▶ **Written request**
Locate all lines with the word "this". Copy them.

- - -

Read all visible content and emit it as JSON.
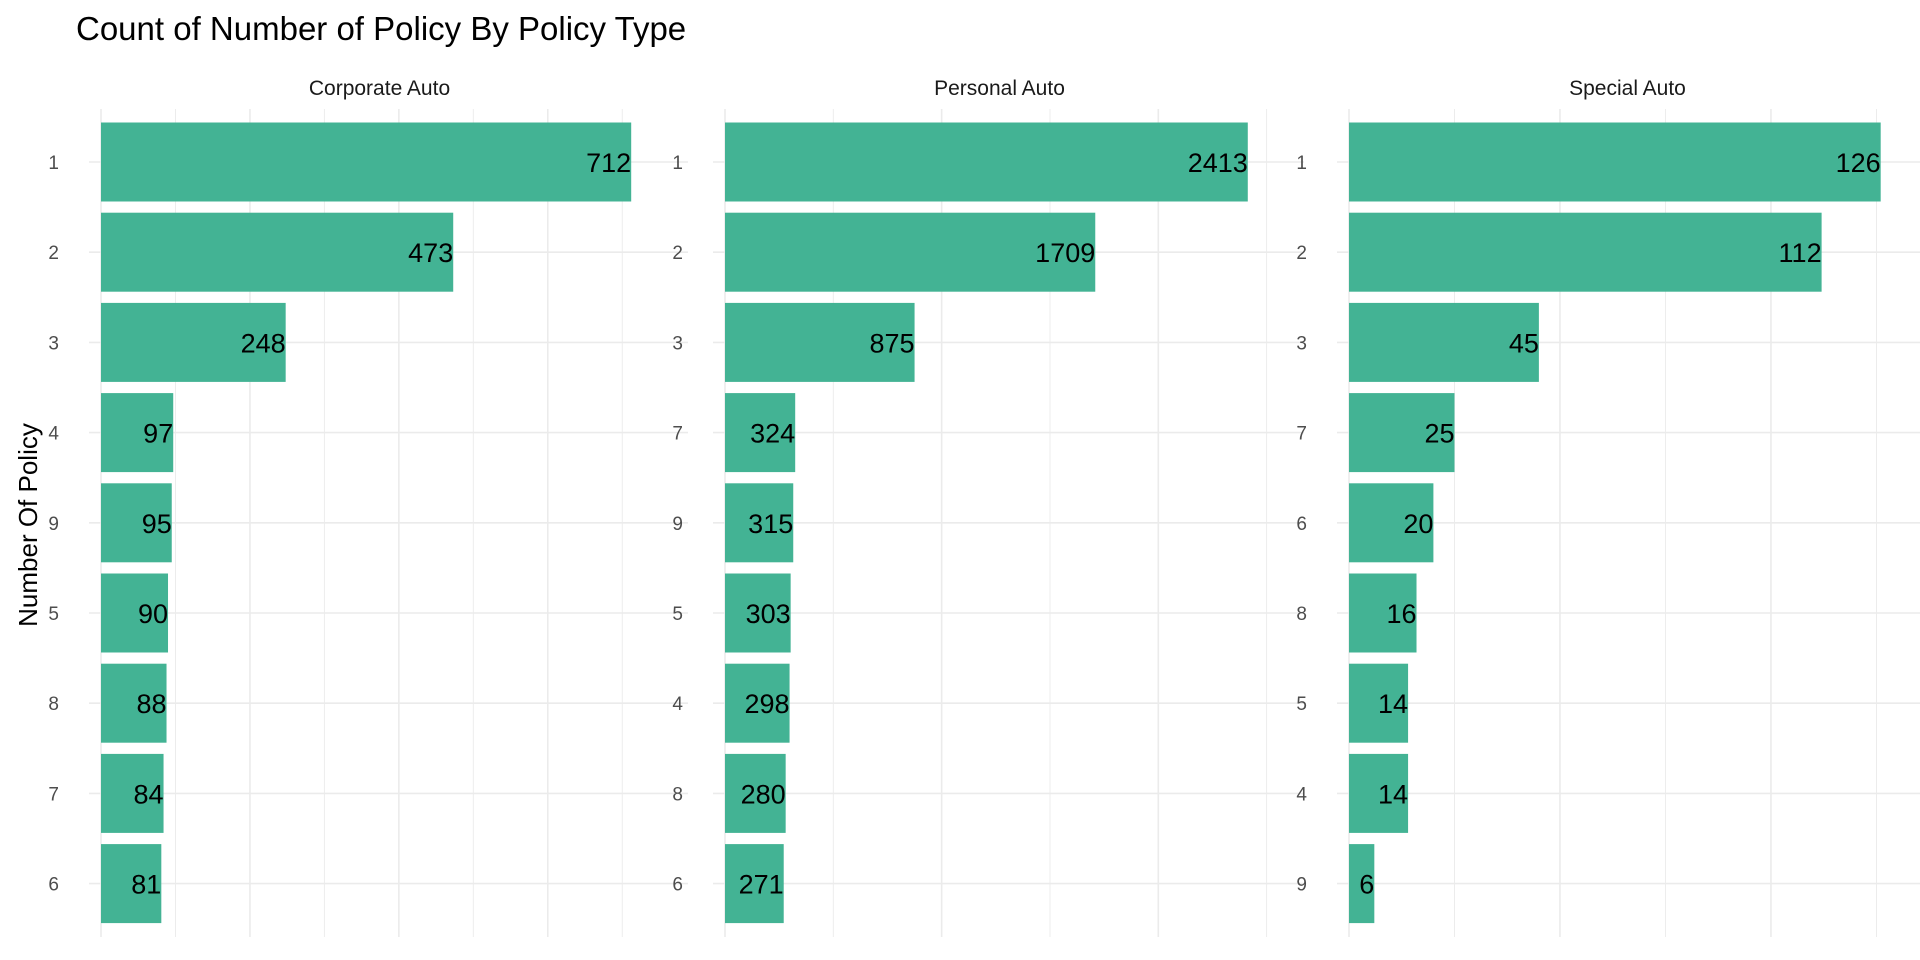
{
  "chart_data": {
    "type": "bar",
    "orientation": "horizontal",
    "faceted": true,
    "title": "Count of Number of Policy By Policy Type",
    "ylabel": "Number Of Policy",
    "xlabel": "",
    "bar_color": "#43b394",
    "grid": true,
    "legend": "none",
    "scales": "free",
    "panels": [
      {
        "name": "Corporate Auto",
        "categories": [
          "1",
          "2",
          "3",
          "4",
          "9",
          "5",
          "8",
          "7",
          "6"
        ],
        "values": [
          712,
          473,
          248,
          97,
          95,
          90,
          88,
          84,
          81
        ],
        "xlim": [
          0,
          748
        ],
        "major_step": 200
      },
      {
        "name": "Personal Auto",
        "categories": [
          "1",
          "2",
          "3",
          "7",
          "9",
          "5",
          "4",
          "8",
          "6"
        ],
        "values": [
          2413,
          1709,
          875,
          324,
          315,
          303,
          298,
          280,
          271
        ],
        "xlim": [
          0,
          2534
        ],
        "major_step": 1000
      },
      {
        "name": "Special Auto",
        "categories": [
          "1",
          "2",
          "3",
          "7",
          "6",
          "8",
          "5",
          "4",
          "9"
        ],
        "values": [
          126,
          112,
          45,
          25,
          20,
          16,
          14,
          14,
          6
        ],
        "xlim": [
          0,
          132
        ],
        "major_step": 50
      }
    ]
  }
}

- - -

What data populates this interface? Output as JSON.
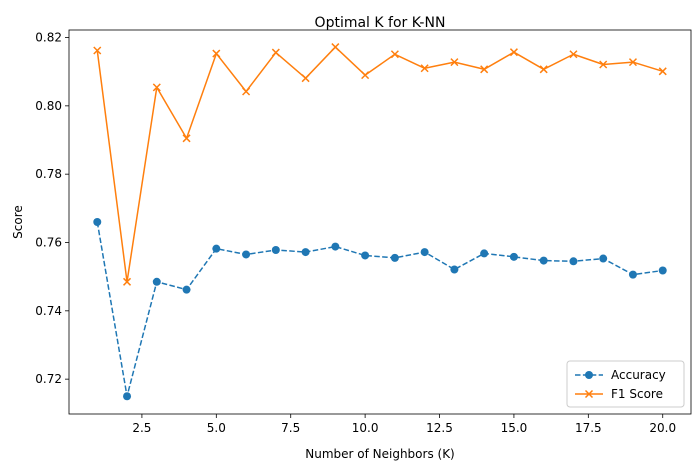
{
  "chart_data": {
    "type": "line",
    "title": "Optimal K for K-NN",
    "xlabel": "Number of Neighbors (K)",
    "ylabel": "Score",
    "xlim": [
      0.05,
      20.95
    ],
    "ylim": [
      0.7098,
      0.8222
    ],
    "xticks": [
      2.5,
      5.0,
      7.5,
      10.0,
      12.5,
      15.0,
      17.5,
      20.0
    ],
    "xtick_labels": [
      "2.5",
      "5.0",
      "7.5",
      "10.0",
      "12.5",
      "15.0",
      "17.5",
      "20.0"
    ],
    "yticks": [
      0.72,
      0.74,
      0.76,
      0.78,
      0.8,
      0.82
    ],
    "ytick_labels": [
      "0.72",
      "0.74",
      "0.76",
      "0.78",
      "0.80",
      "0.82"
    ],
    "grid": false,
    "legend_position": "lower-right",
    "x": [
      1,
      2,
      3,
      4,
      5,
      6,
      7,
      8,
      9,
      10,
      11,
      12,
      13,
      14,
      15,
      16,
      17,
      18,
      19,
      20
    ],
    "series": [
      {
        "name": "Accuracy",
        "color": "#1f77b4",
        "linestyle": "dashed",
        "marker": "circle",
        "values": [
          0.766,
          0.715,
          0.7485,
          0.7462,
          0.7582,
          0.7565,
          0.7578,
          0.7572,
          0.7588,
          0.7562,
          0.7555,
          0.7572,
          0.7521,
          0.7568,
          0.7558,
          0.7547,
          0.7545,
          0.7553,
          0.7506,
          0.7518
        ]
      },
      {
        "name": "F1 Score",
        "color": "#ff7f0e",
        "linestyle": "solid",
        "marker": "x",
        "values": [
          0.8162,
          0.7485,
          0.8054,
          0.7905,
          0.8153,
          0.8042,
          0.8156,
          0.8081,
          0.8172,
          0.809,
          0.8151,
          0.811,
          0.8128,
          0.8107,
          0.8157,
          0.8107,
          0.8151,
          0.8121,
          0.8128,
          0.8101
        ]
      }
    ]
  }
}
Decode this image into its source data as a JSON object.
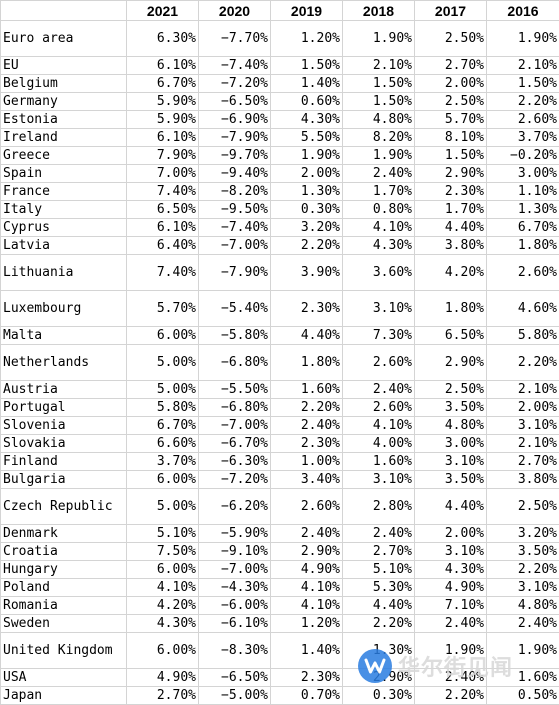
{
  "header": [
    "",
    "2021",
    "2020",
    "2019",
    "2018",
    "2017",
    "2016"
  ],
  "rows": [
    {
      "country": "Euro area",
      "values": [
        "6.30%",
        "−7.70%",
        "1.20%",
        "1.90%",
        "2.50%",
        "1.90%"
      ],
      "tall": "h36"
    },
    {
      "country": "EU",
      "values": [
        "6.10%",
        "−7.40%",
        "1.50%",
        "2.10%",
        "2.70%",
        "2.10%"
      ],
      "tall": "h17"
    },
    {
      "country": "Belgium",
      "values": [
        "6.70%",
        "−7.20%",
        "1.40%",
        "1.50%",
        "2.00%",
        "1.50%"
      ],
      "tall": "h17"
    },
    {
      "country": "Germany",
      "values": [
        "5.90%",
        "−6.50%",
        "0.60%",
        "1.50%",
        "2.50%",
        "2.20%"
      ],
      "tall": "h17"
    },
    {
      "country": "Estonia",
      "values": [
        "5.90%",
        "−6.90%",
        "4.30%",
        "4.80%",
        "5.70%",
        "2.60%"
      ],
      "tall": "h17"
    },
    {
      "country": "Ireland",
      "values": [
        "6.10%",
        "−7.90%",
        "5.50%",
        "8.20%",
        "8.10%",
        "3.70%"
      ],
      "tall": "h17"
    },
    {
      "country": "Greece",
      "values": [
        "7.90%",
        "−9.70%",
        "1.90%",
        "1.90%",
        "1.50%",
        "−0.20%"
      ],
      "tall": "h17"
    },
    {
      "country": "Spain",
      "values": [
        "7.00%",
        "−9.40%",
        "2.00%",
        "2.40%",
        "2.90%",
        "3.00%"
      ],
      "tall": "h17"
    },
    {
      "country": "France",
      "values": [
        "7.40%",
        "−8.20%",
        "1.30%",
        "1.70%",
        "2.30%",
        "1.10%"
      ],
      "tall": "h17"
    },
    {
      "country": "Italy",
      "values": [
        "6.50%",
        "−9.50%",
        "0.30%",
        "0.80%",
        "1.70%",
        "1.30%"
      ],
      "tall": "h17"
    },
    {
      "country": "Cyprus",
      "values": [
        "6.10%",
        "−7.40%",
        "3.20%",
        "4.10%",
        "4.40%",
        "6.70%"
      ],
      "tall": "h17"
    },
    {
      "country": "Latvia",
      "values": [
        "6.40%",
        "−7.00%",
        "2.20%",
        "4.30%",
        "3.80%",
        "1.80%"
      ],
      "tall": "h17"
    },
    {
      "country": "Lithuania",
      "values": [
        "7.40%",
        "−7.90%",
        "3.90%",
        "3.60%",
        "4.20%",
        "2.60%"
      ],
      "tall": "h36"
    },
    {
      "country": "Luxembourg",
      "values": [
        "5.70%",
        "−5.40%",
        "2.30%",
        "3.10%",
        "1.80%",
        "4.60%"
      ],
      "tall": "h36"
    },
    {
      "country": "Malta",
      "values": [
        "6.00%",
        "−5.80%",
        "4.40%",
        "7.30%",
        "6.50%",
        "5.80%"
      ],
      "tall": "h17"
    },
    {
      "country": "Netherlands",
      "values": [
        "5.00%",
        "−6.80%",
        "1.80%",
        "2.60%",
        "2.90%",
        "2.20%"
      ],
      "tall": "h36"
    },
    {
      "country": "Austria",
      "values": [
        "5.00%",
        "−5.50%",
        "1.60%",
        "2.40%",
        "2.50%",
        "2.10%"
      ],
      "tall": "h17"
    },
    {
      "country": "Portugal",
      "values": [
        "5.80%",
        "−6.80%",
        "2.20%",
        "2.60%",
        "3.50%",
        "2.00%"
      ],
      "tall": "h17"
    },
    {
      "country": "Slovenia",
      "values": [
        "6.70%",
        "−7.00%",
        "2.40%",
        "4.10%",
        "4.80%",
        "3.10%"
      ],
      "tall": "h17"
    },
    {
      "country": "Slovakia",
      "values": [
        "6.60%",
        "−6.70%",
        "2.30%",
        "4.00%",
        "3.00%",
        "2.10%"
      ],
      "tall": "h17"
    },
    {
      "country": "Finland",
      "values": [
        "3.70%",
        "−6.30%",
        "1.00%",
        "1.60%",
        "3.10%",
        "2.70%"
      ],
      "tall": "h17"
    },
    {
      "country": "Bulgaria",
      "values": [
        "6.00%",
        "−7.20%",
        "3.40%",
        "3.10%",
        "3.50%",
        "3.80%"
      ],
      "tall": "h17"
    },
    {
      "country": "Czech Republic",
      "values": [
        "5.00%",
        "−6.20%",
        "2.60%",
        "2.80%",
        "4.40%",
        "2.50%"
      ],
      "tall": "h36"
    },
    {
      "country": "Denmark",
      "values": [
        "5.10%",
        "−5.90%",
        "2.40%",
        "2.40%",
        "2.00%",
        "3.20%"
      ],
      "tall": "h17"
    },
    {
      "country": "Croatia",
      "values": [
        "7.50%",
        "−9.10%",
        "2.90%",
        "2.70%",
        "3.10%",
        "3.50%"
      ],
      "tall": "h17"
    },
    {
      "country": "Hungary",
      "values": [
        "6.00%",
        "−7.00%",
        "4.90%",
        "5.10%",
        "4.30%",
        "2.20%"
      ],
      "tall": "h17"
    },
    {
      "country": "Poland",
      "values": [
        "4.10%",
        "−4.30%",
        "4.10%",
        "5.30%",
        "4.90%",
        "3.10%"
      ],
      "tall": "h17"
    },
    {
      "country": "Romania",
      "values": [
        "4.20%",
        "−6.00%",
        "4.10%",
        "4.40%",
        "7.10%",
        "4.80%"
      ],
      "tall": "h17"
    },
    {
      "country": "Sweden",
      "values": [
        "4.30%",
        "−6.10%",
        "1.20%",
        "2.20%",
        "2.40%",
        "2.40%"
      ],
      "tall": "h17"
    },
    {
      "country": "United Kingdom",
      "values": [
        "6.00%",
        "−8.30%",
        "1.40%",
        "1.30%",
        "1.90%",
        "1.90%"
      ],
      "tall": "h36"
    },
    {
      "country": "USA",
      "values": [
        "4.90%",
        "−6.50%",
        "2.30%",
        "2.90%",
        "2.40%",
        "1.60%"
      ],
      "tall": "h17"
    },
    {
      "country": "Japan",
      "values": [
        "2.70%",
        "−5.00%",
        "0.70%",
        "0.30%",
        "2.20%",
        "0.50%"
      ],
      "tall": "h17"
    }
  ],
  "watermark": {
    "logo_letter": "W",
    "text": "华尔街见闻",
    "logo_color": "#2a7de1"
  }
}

- - -

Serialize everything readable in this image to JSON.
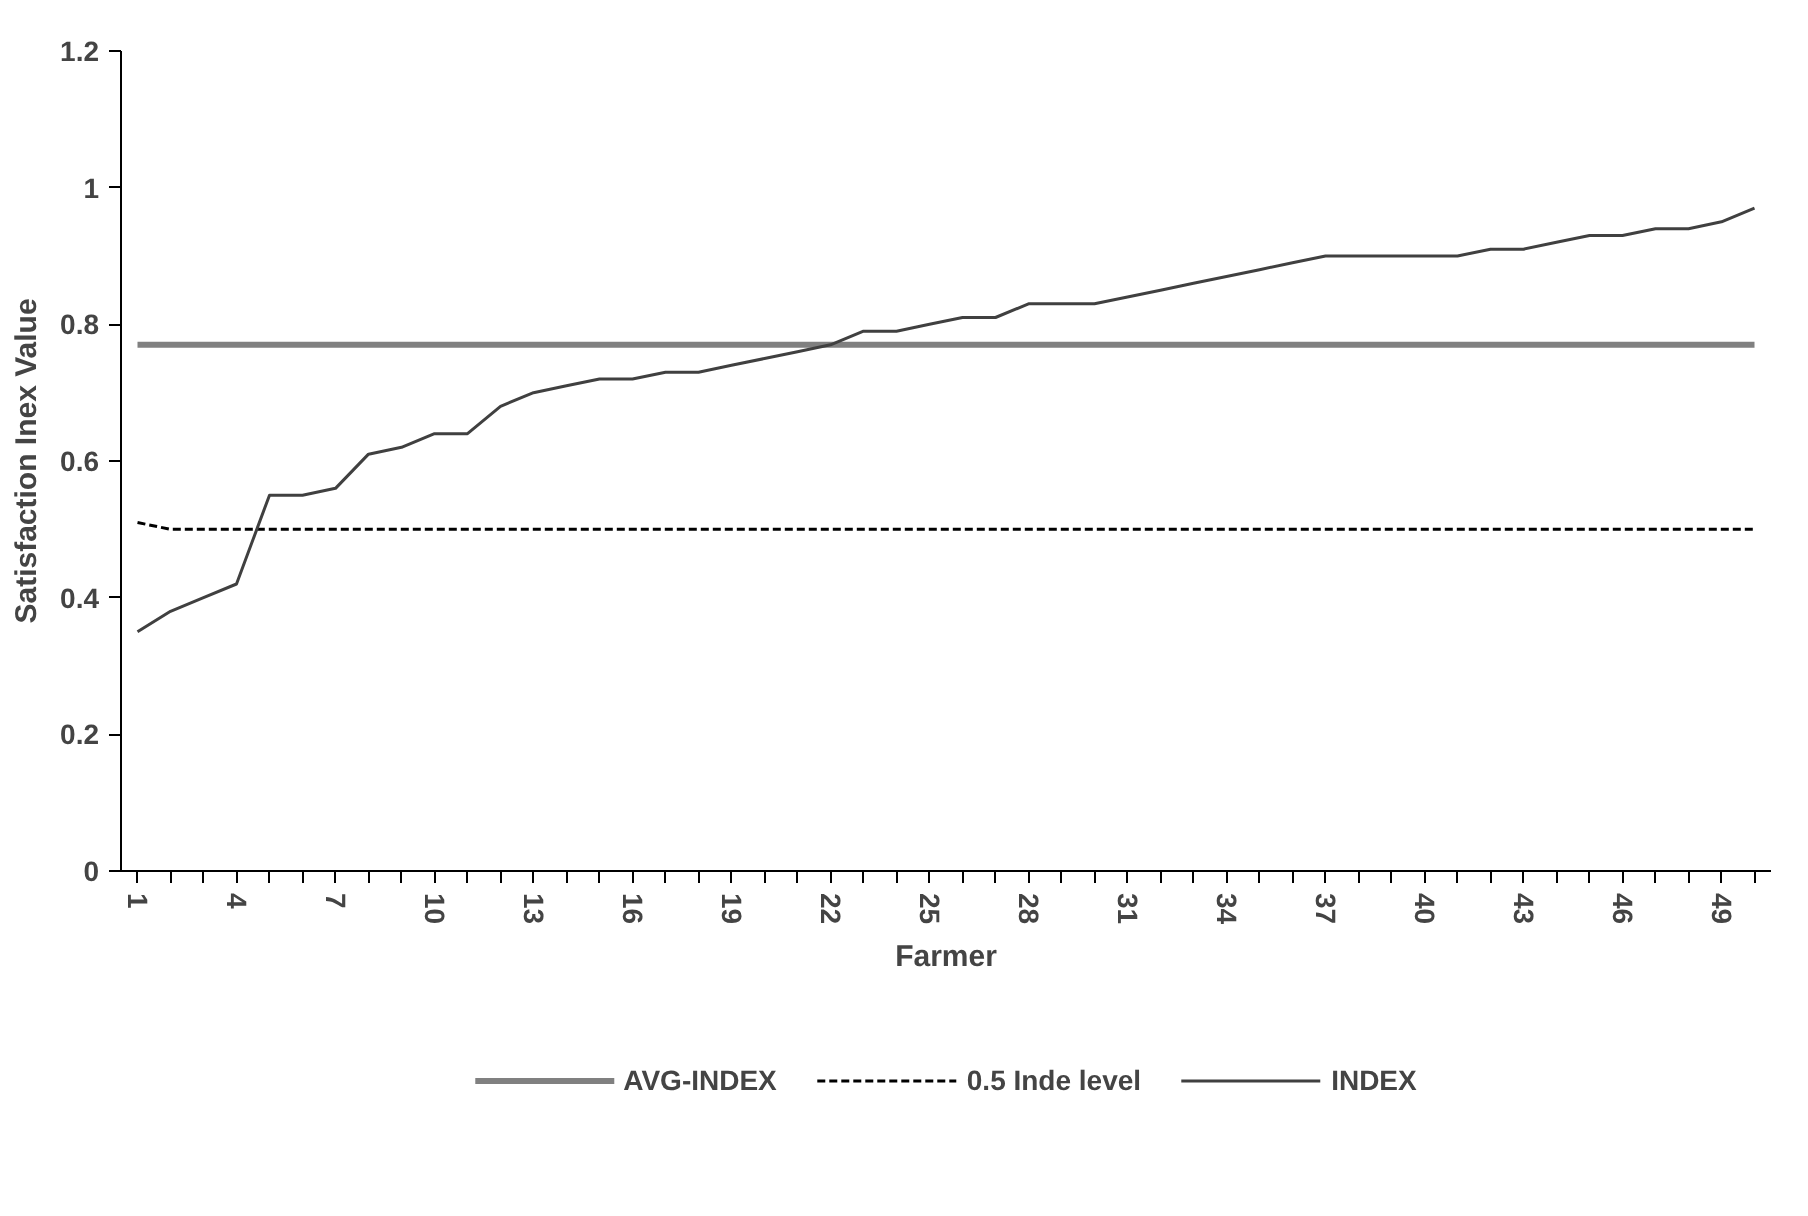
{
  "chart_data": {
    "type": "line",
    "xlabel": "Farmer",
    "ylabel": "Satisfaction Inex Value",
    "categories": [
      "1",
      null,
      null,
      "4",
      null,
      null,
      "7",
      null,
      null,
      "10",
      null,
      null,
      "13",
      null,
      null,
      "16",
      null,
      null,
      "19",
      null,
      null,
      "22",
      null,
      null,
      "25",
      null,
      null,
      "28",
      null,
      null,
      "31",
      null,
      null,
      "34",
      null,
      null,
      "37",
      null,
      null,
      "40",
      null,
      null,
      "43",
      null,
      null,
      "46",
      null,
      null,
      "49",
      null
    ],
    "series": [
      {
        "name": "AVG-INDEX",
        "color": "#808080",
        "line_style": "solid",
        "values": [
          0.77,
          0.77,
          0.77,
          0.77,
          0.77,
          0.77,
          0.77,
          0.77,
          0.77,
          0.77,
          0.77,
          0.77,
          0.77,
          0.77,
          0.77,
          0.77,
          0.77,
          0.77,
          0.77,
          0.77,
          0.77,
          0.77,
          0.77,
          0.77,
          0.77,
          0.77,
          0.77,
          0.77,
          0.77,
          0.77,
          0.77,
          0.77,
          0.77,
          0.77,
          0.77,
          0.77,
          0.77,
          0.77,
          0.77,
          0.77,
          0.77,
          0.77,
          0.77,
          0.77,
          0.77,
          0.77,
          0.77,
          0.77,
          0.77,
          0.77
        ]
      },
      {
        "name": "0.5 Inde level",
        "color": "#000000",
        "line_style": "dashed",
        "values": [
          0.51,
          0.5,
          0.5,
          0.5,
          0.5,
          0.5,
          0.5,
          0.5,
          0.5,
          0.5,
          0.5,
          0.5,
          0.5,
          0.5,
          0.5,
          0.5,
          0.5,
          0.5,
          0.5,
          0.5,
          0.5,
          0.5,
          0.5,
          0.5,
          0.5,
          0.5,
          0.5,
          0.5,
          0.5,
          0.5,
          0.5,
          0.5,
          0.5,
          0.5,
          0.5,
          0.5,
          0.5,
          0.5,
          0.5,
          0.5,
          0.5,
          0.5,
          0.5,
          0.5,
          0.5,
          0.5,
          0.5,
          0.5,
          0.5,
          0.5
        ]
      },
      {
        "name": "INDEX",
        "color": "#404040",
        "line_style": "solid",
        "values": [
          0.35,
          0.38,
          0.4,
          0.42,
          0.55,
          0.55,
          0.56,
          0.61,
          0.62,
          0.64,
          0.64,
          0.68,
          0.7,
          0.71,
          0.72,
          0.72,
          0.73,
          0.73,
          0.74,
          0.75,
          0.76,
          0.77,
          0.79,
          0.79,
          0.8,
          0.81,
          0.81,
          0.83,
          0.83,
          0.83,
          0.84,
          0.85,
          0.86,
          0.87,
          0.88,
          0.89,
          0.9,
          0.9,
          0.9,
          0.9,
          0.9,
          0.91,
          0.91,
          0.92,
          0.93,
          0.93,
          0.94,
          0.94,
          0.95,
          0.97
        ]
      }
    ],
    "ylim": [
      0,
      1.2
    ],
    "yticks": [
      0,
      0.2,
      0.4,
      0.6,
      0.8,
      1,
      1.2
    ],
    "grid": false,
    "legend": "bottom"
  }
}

- - -

▶ **Answer to the problem**
What data populates this interface? Output as JSON.
Decode this image into its source data as a JSON object.
Serialize everything readable in this image to JSON.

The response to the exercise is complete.